*REQUIREMENT*
Begin with the line containing "Enumerate this screenshot's" and end with the line containing "Transcribe this image's". Give those lines again exactly, leaving out the images.

+++ EXERCISE DATA +++

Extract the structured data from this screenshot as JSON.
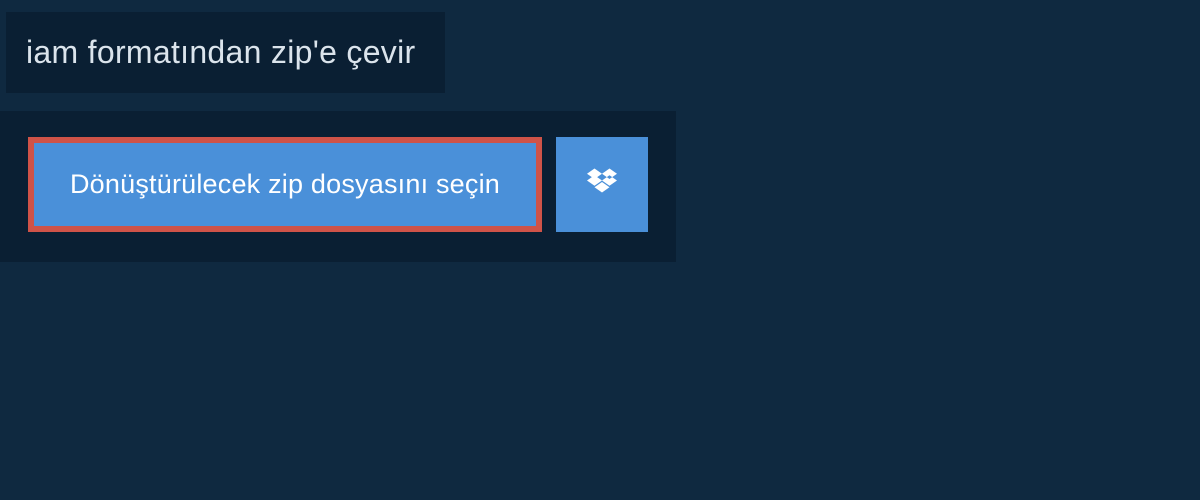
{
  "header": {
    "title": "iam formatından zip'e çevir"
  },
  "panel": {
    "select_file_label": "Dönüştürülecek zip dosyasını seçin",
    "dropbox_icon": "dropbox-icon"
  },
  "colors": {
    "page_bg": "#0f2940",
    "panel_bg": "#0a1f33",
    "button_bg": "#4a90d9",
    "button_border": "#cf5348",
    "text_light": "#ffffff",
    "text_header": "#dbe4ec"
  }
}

+++
+++ EXERCISE DATA +++

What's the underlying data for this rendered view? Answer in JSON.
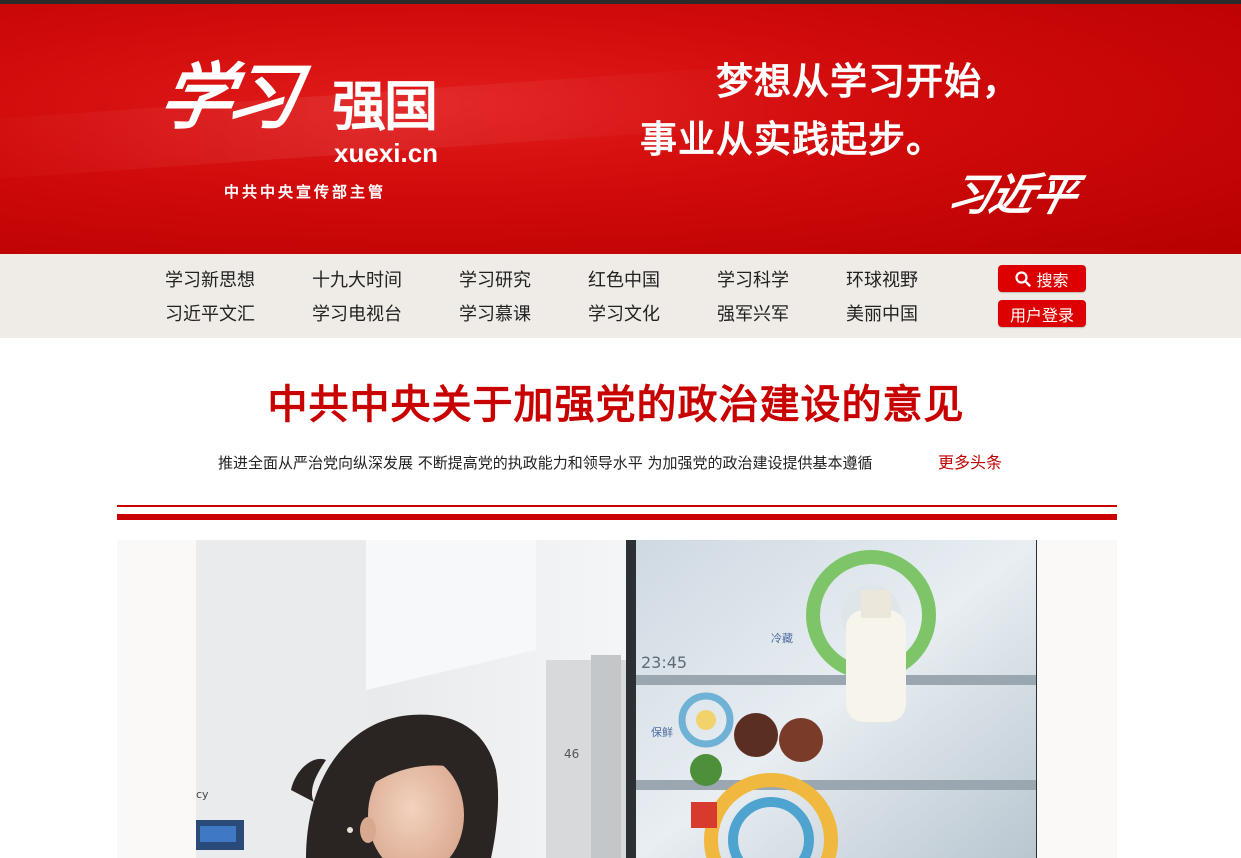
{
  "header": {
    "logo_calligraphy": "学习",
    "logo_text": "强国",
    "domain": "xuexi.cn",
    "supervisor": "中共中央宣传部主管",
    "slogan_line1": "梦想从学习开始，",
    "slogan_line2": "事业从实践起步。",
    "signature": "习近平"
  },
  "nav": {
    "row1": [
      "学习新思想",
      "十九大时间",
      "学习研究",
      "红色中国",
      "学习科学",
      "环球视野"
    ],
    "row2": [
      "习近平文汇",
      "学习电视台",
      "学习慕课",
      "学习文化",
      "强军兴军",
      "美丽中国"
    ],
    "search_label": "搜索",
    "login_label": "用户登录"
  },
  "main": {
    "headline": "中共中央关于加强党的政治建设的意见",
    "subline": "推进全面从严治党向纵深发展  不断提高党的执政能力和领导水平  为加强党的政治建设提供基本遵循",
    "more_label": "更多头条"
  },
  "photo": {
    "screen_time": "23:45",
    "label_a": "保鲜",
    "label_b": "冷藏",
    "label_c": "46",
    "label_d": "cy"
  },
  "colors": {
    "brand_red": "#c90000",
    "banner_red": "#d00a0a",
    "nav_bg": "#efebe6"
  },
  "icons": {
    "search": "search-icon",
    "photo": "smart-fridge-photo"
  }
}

+++
+++ EXERCISE DATA +++

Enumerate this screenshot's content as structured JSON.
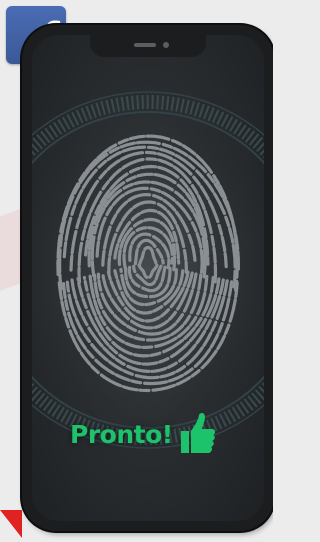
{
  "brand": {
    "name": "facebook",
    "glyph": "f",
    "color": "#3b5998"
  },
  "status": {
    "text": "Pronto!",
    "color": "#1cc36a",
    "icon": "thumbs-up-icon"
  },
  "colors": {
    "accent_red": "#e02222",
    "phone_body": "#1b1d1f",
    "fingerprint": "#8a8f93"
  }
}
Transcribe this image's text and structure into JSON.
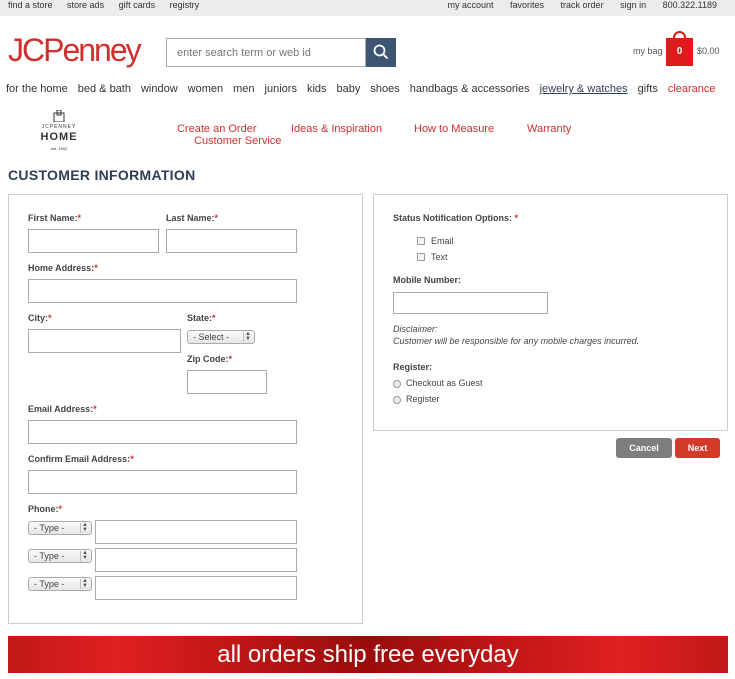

+++

*RESPONSE TO THIS TASK*
Enumerate this screenshot's content as structured JSON.
{
  "brand": {
    "name": "facebook",
    "glyph": "f",
    "color": "#3b5998"
  },
  "status": {
    "text": "Pronto!",
    "color": "#1cc36a",
    "icon": "thumbs-up-icon"
  },
  "colors": {
    "accent_red": "#e02222",
    "phone_body": "#1b1d1f",
    "fingerprint": "#8a8f93"
  }
}
Transcribe this image's text and structure into JSON.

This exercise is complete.